* **WHAT THE EXERCISE ASKS**: Repeat every line below exactly as it reads.

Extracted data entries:
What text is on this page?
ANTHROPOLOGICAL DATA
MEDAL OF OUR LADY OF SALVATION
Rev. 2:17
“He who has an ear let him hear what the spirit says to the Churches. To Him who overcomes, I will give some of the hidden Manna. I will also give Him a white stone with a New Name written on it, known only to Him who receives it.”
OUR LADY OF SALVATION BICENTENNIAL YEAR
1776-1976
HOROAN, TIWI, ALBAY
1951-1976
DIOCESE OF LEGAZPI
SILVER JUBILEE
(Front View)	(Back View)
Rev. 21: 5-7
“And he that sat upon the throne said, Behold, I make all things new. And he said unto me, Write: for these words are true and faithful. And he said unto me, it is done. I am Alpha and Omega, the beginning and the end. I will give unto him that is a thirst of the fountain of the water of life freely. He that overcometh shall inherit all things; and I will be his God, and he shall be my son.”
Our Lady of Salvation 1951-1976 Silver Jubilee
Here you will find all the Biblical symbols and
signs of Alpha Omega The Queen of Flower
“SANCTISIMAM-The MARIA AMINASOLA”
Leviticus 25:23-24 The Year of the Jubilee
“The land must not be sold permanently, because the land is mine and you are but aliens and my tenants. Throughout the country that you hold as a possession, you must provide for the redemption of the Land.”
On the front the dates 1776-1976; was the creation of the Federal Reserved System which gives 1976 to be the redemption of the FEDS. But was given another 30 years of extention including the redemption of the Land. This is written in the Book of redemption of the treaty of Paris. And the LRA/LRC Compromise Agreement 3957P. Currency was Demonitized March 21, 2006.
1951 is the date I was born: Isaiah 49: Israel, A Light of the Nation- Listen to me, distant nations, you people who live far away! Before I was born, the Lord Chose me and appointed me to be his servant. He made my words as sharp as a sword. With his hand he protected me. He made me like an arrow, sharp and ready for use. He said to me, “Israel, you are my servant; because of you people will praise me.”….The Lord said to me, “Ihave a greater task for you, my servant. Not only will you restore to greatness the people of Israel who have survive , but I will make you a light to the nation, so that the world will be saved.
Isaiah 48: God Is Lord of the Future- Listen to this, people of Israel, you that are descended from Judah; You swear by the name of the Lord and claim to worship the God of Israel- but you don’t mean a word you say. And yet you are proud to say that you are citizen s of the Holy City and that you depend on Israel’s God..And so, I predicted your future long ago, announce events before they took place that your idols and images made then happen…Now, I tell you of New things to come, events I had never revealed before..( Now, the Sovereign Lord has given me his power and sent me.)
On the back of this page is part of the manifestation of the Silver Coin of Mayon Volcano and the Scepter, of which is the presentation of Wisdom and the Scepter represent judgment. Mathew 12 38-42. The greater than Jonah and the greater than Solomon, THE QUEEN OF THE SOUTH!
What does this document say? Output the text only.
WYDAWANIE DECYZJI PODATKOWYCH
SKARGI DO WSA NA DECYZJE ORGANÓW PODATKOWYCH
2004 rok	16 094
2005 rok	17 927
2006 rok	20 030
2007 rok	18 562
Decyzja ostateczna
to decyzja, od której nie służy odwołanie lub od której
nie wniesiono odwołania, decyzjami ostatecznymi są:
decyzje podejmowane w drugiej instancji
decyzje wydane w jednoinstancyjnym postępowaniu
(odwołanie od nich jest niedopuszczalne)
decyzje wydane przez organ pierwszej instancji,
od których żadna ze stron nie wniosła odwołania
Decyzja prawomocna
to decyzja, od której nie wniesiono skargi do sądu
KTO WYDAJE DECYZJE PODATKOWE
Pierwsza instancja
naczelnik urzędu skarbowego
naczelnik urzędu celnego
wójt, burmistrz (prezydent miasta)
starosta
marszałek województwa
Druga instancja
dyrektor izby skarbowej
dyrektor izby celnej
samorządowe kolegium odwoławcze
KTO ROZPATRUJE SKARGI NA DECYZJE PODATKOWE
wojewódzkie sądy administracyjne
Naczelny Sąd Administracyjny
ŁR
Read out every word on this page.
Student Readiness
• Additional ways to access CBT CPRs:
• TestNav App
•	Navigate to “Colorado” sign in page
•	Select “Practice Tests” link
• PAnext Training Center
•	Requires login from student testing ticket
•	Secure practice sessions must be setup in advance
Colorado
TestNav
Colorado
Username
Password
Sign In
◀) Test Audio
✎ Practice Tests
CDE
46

* **RESPONSE TO THIS EXERCISE**:
What text is on this page?
ANTHROPOLOGICAL DATA
MEDAL OF OUR LADY OF SALVATION
Rev. 2:17
“He who has an ear let him hear what the spirit says to the Churches. To Him who overcomes, I will give some of the hidden Manna. I will also give Him a white stone with a New Name written on it, known only to Him who receives it.”
OUR LADY OF SALVATION BICENTENNIAL YEAR
1776-1976
HOROAN, TIWI, ALBAY
1951-1976
DIOCESE OF LEGAZPI
SILVER JUBILEE
(Front View)	(Back View)
Rev. 21: 5-7
“And he that sat upon the throne said, Behold, I make all things new. And he said unto me, Write: for these words are true and faithful. And he said unto me, it is done. I am Alpha and Omega, the beginning and the end. I will give unto him that is a thirst of the fountain of the water of life freely. He that overcometh shall inherit all things; and I will be his God, and he shall be my son.”
Our Lady of Salvation 1951-1976 Silver Jubilee
Here you will find all the Biblical symbols and
signs of Alpha Omega The Queen of Flower
“SANCTISIMAM-The MARIA AMINASOLA”
Leviticus 25:23-24 The Year of the Jubilee
“The land must not be sold permanently, because the land is mine and you are but aliens and my tenants. Throughout the country that you hold as a possession, you must provide for the redemption of the Land.”
On the front the dates 1776-1976; was the creation of the Federal Reserved System which gives 1976 to be the redemption of the FEDS. But was given another 30 years of extention including the redemption of the Land. This is written in the Book of redemption of the treaty of Paris. And the LRA/LRC Compromise Agreement 3957P. Currency was Demonitized March 21, 2006.
1951 is the date I was born: Isaiah 49: Israel, A Light of the Nation- Listen to me, distant nations, you people who live far away! Before I was born, the Lord Chose me and appointed me to be his servant. He made my words as sharp as a sword. With his hand he protected me. He made me like an arrow, sharp and ready for use. He said to me, “Israel, you are my servant; because of you people will praise me.”….The Lord said to me, “Ihave a greater task for you, my servant. Not only will you restore to greatness the people of Israel who have survive , but I will make you a light to the nation, so that the world will be saved.
Isaiah 48: God Is Lord of the Future- Listen to this, people of Israel, you that are descended from Judah; You swear by the name of the Lord and claim to worship the God of Israel- but you don’t mean a word you say. And yet you are proud to say that you are citizen s of the Holy City and that you depend on Israel’s God..And so, I predicted your future long ago, announce events before they took place that your idols and images made then happen…Now, I tell you of New things to come, events I had never revealed before..( Now, the Sovereign Lord has given me his power and sent me.)
On the back of this page is part of the manifestation of the Silver Coin of Mayon Volcano and the Scepter, of which is the presentation of Wisdom and the Scepter represent judgment. Mathew 12 38-42. The greater than Jonah and the greater than Solomon, THE QUEEN OF THE SOUTH!
What does this document say? Output the text only.
WYDAWANIE DECYZJI PODATKOWYCH
SKARGI DO WSA NA DECYZJE ORGANÓW PODATKOWYCH
2004 rok	16 094
2005 rok	17 927
2006 rok	20 030
2007 rok	18 562
Decyzja ostateczna
to decyzja, od której nie służy odwołanie lub od której
nie wniesiono odwołania, decyzjami ostatecznymi są:
decyzje podejmowane w drugiej instancji
decyzje wydane w jednoinstancyjnym postępowaniu
(odwołanie od nich jest niedopuszczalne)
decyzje wydane przez organ pierwszej instancji,
od których żadna ze stron nie wniosła odwołania
Decyzja prawomocna
to decyzja, od której nie wniesiono skargi do sądu
KTO WYDAJE DECYZJE PODATKOWE
Pierwsza instancja
naczelnik urzędu skarbowego
naczelnik urzędu celnego
wójt, burmistrz (prezydent miasta)
starosta
marszałek województwa
Druga instancja
dyrektor izby skarbowej
dyrektor izby celnej
samorządowe kolegium odwoławcze
KTO ROZPATRUJE SKARGI NA DECYZJE PODATKOWE
wojewódzkie sądy administracyjne
Naczelny Sąd Administracyjny
ŁR
Read out every word on this page.
Student Readiness
• Additional ways to access CBT CPRs:
• TestNav App
•	Navigate to “Colorado” sign in page
•	Select “Practice Tests” link
• PAnext Training Center
•	Requires login from student testing ticket
•	Secure practice sessions must be setup in advance
Colorado
TestNav
Colorado
Username
Password
Sign In
◀) Test Audio
✎ Practice Tests
CDE
46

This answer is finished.